Reproduce the material exactly, omitting nothing.

*AVAILABLE RECORDS*
+--

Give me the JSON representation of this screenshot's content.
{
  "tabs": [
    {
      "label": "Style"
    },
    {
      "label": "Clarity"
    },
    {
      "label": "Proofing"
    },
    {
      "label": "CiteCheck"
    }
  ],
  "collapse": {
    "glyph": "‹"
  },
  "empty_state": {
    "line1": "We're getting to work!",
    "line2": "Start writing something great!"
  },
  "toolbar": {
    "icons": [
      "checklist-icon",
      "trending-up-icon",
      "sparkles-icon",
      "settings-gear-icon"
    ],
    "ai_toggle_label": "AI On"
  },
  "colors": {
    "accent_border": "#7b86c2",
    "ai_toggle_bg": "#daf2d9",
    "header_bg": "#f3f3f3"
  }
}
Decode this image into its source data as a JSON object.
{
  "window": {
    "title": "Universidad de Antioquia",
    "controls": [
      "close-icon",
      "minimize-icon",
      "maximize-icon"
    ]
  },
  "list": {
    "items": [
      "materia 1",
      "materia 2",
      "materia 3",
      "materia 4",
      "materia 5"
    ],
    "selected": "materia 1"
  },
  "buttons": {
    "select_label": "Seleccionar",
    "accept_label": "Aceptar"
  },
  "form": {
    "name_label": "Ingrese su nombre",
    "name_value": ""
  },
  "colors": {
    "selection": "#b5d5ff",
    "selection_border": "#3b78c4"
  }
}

+--

*SOLUTION TO THIS EXERCISE*
Give me the JSON representation of this screenshot's content.
{
  "tabs": [
    {
      "label": "Style"
    },
    {
      "label": "Clarity"
    },
    {
      "label": "Proofing"
    },
    {
      "label": "CiteCheck"
    }
  ],
  "collapse": {
    "glyph": "‹"
  },
  "empty_state": {
    "line1": "We're getting to work!",
    "line2": "Start writing something great!"
  },
  "toolbar": {
    "icons": [
      "checklist-icon",
      "trending-up-icon",
      "sparkles-icon",
      "settings-gear-icon"
    ],
    "ai_toggle_label": "AI On"
  },
  "colors": {
    "accent_border": "#7b86c2",
    "ai_toggle_bg": "#daf2d9",
    "header_bg": "#f3f3f3"
  }
}
Decode this image into its source data as a JSON object.
{
  "window": {
    "title": "Universidad de Antioquia",
    "controls": [
      "close-icon",
      "minimize-icon",
      "maximize-icon"
    ]
  },
  "list": {
    "items": [
      "materia 1",
      "materia 2",
      "materia 3",
      "materia 4",
      "materia 5"
    ],
    "selected": "materia 1"
  },
  "buttons": {
    "select_label": "Seleccionar",
    "accept_label": "Aceptar"
  },
  "form": {
    "name_label": "Ingrese su nombre",
    "name_value": ""
  },
  "colors": {
    "selection": "#b5d5ff",
    "selection_border": "#3b78c4"
  }
}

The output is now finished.